§ Exercise brief
Check every line below for the string "radio". Copy the ones that have it.

Page segmentation data

......

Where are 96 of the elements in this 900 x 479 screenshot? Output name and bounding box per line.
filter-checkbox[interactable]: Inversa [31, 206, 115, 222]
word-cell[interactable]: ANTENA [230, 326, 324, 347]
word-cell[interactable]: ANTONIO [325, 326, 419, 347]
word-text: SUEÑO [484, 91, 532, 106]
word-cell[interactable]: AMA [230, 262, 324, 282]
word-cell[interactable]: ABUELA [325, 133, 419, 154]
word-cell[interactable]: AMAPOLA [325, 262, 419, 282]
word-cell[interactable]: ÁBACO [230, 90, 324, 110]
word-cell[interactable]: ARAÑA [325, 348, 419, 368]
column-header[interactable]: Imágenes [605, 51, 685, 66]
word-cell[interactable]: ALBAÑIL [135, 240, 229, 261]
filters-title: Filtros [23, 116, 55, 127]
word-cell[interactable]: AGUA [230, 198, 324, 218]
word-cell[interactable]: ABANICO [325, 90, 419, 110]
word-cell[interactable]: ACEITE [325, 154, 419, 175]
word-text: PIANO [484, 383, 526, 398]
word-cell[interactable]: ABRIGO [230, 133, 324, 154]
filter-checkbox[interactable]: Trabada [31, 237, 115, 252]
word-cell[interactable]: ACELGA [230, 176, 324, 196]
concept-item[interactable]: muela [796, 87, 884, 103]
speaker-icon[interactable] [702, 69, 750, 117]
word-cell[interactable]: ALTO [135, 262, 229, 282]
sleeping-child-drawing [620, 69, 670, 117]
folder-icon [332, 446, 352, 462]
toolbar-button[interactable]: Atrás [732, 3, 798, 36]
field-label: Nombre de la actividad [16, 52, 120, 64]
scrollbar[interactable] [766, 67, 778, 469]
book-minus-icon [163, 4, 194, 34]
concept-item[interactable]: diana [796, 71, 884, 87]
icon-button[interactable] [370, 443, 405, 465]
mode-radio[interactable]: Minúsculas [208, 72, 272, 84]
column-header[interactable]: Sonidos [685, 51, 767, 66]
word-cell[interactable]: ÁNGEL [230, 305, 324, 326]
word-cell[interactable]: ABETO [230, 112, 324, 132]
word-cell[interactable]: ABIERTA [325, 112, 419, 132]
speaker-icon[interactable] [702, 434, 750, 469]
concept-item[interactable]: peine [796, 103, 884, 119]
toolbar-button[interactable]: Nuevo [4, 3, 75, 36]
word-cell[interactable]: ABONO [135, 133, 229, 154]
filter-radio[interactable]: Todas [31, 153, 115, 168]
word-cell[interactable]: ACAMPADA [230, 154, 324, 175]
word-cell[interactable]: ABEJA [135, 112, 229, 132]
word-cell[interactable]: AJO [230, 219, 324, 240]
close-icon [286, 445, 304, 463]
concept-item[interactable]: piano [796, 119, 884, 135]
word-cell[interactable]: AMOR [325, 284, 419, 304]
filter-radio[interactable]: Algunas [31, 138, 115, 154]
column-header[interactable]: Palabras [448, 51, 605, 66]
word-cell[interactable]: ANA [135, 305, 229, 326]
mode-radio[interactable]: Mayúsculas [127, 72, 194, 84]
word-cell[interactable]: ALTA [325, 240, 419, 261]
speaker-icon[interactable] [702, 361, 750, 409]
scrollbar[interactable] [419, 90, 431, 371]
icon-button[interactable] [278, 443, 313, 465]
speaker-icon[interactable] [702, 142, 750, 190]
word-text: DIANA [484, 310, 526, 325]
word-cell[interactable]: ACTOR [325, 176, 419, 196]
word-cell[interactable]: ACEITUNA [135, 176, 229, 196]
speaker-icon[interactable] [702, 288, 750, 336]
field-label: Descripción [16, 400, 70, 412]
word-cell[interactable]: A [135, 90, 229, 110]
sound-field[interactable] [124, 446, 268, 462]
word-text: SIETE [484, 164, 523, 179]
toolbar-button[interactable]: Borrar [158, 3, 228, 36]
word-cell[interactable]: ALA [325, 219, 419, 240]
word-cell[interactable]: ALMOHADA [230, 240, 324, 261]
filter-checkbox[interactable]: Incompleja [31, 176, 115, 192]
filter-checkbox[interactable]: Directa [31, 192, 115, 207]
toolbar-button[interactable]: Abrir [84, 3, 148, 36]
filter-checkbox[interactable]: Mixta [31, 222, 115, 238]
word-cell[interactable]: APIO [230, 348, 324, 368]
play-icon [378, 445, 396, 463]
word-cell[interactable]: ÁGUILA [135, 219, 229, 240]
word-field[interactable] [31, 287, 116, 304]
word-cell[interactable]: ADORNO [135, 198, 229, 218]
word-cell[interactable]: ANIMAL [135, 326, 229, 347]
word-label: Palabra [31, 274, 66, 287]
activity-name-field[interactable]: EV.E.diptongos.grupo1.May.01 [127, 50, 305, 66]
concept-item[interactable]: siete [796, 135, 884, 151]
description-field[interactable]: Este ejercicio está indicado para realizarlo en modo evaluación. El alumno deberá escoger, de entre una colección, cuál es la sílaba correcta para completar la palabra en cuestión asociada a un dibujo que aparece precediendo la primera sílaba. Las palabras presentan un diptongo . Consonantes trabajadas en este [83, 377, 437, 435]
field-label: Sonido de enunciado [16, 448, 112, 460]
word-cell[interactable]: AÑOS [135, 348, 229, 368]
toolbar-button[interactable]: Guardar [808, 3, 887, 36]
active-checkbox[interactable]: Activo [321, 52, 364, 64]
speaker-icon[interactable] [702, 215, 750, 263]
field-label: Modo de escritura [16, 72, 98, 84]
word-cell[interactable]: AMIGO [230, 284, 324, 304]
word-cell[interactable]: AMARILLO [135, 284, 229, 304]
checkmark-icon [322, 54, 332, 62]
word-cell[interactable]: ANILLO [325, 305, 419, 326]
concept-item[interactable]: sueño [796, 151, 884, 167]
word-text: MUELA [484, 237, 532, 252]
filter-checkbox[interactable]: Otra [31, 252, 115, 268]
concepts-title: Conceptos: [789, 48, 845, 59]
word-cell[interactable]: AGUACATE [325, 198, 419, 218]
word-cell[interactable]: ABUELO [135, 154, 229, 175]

......

§ Solution to the problem
mode-radio[interactable]: Minúsculas [208, 72, 272, 84]
filter-radio[interactable]: Todas [31, 153, 115, 168]
filter-radio[interactable]: Algunas [31, 138, 115, 154]
mode-radio[interactable]: Mayúsculas [127, 72, 194, 84]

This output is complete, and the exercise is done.